§ TASK PROMPT:
Quote every line below exactly and skip any picture.

--

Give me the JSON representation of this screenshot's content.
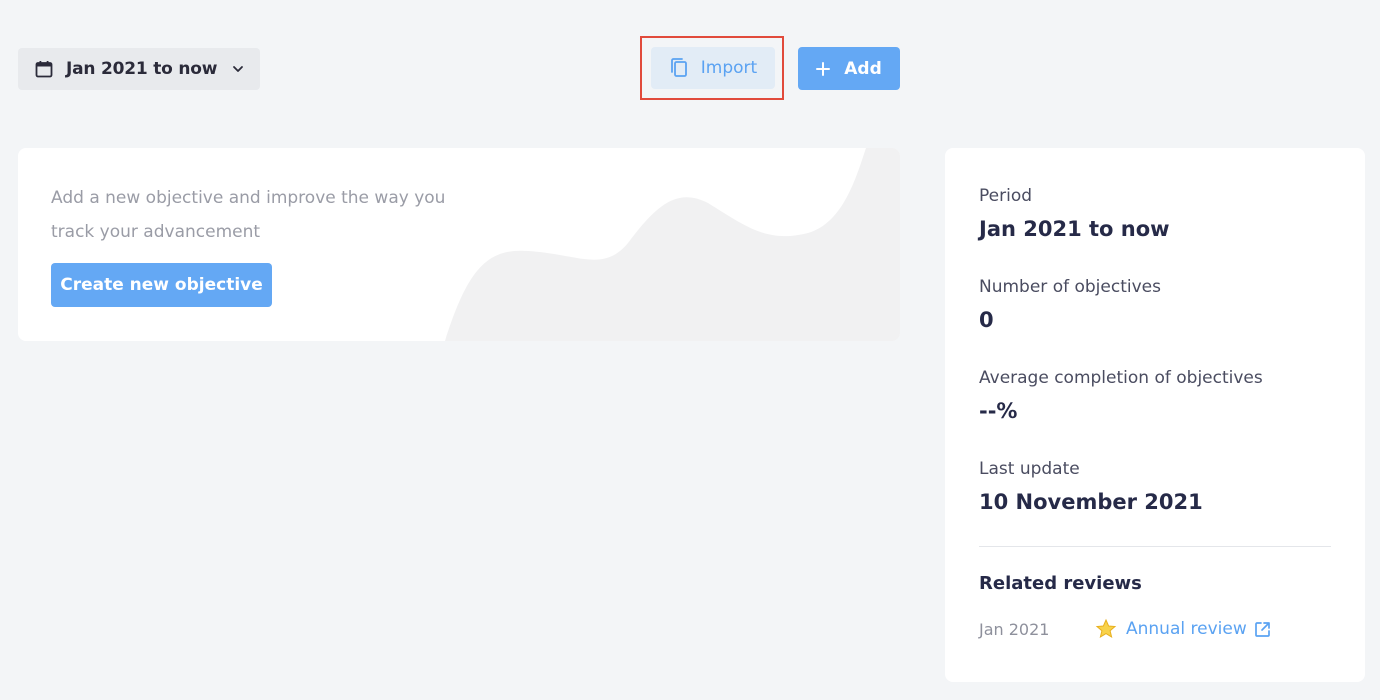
{
  "toolbar": {
    "period_label": "Jan 2021 to now",
    "import_label": "Import",
    "add_label": "Add"
  },
  "empty_state": {
    "message": "Add a new objective and improve the way you track your advancement",
    "create_label": "Create new objective"
  },
  "summary": {
    "period_label": "Period",
    "period_value": "Jan 2021 to now",
    "count_label": "Number of objectives",
    "count_value": "0",
    "completion_label": "Average completion of objectives",
    "completion_value": "--%",
    "update_label": "Last update",
    "update_value": "10 November 2021",
    "related_title": "Related reviews",
    "reviews": [
      {
        "date": "Jan 2021",
        "title": "Annual review"
      }
    ]
  },
  "colors": {
    "accent": "#64a8f4",
    "link": "#5aa2f2",
    "highlight": "#e14a3b",
    "background": "#f3f5f7"
  },
  "icons": {
    "period": "calendar-icon",
    "dropdown": "chevron-down-icon",
    "import": "copy-icon",
    "add": "plus-icon",
    "review": "star-icon",
    "open": "external-link-icon"
  }
}
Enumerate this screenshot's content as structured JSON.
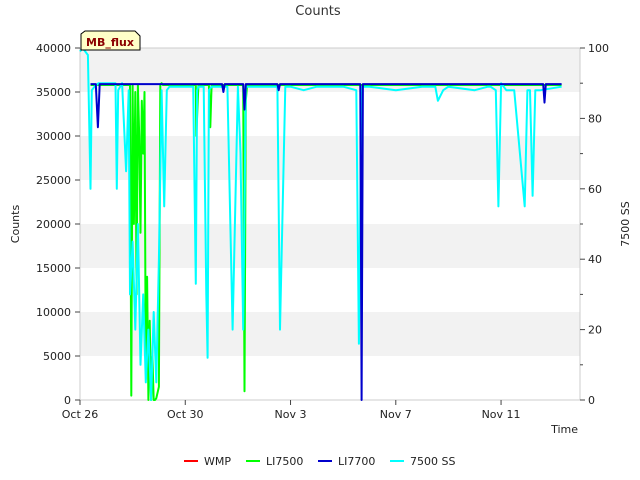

--

§ OUTPUT:
Give me the JSON representation of this screenshot's content.
{
  "toolbar": {
    "period_label": "Jan 2021 to now",
    "import_label": "Import",
    "add_label": "Add"
  },
  "empty_state": {
    "message": "Add a new objective and improve the way you track your advancement",
    "create_label": "Create new objective"
  },
  "summary": {
    "period_label": "Period",
    "period_value": "Jan 2021 to now",
    "count_label": "Number of objectives",
    "count_value": "0",
    "completion_label": "Average completion of objectives",
    "completion_value": "--%",
    "update_label": "Last update",
    "update_value": "10 November 2021",
    "related_title": "Related reviews",
    "reviews": [
      {
        "date": "Jan 2021",
        "title": "Annual review"
      }
    ]
  },
  "colors": {
    "accent": "#64a8f4",
    "link": "#5aa2f2",
    "highlight": "#e14a3b",
    "background": "#f3f5f7"
  },
  "icons": {
    "period": "calendar-icon",
    "dropdown": "chevron-down-icon",
    "import": "copy-icon",
    "add": "plus-icon",
    "review": "star-icon",
    "open": "external-link-icon"
  }
}
Enumerate this screenshot's content as structured JSON.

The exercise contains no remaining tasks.